**Material:**
####

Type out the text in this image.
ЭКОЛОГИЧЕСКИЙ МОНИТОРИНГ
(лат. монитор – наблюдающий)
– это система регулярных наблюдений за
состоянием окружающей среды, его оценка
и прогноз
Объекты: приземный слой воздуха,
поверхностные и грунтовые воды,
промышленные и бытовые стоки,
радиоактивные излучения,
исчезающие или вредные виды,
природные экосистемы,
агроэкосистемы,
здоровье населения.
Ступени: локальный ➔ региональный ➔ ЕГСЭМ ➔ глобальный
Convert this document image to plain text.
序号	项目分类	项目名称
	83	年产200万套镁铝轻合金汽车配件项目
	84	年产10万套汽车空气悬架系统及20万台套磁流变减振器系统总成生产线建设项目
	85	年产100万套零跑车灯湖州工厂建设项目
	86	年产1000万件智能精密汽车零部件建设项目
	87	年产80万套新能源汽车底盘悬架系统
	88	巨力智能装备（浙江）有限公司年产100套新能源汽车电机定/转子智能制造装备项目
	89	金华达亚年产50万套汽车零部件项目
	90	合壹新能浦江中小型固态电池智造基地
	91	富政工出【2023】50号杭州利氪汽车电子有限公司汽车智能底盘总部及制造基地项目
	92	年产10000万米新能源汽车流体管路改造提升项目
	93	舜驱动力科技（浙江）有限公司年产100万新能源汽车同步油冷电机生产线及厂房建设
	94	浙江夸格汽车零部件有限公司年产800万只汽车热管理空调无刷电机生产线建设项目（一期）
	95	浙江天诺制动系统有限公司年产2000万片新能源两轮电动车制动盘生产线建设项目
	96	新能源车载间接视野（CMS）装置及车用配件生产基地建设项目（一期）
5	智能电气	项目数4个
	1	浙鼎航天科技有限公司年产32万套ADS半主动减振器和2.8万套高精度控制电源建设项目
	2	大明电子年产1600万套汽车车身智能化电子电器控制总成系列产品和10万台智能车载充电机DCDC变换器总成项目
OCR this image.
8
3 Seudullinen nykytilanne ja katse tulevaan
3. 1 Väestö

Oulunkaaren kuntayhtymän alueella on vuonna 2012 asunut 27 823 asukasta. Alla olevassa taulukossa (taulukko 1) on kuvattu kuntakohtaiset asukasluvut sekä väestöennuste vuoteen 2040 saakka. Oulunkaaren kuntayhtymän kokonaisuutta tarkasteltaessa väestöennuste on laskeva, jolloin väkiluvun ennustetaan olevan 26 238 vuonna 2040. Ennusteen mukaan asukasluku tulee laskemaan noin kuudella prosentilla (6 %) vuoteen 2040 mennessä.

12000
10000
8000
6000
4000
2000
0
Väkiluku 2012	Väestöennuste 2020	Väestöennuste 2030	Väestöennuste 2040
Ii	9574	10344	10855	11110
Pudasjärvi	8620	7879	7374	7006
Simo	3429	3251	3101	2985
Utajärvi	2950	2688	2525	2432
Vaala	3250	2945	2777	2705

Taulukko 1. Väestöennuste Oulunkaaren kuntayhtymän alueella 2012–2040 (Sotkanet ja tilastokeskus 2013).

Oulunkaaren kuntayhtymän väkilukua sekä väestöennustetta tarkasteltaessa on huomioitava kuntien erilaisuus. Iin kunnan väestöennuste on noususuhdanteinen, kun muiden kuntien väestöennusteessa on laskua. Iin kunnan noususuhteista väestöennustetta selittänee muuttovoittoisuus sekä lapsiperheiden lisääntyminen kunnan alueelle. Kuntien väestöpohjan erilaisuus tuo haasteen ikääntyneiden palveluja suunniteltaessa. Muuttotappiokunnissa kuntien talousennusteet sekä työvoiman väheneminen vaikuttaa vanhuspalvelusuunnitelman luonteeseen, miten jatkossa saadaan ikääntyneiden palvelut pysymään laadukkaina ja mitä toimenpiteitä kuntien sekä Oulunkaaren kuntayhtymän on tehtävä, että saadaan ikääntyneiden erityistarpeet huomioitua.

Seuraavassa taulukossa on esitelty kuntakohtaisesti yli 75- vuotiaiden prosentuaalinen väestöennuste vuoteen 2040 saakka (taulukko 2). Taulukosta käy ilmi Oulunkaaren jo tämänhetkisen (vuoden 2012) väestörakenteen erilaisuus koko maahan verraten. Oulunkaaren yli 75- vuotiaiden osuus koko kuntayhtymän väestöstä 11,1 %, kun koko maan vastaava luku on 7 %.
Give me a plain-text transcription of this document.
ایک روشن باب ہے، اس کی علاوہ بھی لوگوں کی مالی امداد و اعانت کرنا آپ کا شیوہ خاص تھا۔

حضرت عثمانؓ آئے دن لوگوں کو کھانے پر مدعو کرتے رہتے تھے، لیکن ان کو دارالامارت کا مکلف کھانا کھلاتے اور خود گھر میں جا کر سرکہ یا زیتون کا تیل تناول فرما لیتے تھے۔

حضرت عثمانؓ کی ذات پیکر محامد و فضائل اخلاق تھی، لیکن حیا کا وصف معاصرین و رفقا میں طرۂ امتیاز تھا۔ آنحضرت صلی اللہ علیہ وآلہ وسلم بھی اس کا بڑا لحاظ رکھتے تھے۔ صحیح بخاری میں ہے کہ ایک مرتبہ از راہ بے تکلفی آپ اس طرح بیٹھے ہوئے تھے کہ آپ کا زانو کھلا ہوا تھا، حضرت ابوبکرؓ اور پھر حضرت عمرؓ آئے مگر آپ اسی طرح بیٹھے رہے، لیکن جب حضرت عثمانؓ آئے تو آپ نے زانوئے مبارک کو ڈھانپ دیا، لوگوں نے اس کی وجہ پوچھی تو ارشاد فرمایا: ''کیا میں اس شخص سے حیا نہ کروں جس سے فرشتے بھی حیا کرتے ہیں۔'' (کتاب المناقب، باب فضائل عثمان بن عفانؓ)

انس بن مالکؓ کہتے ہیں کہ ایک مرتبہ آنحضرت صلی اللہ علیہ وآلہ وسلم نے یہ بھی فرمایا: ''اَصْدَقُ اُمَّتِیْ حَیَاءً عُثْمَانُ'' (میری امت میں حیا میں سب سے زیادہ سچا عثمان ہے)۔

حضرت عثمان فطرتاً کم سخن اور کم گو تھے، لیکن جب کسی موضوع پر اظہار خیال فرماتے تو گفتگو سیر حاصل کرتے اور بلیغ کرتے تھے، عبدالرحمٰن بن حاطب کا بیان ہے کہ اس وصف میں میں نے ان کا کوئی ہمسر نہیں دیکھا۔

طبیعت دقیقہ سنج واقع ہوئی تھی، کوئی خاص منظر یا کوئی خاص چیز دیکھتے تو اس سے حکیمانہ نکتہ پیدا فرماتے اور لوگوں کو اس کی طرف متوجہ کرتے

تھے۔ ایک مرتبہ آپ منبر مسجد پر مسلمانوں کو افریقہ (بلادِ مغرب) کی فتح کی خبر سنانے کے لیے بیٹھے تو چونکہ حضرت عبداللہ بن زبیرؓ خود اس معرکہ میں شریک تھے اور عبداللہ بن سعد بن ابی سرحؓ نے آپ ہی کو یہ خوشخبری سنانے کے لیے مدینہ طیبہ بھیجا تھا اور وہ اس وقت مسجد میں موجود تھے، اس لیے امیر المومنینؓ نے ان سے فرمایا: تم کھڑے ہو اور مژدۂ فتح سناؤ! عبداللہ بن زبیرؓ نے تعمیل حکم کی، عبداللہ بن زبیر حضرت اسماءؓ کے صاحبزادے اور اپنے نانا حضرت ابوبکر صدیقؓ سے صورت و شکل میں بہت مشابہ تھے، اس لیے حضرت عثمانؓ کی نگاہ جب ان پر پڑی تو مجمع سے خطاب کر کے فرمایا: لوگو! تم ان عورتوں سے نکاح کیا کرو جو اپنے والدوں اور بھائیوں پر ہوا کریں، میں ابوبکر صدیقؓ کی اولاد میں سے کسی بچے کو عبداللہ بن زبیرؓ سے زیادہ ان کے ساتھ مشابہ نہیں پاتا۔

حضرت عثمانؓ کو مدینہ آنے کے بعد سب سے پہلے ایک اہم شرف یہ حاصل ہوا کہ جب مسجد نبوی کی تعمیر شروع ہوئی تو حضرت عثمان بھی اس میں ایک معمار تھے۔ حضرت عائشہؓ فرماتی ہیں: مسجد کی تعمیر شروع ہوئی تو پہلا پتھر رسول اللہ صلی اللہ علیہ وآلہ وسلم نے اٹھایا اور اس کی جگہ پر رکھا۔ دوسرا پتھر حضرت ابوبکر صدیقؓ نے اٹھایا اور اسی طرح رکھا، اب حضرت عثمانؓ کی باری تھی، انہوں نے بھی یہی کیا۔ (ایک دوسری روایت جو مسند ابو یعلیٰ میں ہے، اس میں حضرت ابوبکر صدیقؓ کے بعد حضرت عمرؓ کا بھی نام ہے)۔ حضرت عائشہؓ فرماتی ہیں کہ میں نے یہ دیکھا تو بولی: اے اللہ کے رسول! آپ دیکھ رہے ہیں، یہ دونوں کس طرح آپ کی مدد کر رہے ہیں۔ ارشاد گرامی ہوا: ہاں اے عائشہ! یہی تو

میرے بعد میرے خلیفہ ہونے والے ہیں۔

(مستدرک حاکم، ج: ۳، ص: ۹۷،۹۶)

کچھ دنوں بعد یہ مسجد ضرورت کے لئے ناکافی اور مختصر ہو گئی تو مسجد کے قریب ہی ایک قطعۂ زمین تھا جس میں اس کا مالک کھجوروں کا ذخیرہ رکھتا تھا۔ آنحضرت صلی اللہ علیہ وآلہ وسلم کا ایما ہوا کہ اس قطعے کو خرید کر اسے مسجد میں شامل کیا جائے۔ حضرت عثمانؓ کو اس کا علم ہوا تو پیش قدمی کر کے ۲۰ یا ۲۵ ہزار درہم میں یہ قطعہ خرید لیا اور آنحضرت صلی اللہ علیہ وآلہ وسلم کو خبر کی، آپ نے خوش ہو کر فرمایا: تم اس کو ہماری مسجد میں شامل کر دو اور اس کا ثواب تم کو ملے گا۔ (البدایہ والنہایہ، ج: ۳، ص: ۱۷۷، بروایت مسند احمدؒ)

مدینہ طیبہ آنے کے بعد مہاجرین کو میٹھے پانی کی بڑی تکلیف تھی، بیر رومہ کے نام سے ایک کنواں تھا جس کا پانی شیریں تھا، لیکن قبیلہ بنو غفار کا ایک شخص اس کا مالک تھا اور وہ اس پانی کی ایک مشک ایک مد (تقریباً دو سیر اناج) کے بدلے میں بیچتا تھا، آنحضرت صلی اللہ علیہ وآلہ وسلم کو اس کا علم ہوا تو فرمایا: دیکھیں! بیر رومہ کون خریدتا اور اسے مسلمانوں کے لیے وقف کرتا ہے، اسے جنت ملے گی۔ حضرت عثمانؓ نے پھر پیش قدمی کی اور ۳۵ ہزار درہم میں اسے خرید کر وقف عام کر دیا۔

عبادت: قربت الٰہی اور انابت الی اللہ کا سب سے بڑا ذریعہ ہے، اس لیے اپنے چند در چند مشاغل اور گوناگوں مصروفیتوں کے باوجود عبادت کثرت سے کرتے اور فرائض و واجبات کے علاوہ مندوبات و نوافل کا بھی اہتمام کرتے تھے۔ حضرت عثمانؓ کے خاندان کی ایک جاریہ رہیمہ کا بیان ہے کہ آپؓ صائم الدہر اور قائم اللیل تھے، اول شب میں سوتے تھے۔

####

Identify lines with the string "text". Copy each one.

**Exercise result:**
Type out the text in this image.
Convert this document image to plain text.
Give me a plain-text transcription of this document.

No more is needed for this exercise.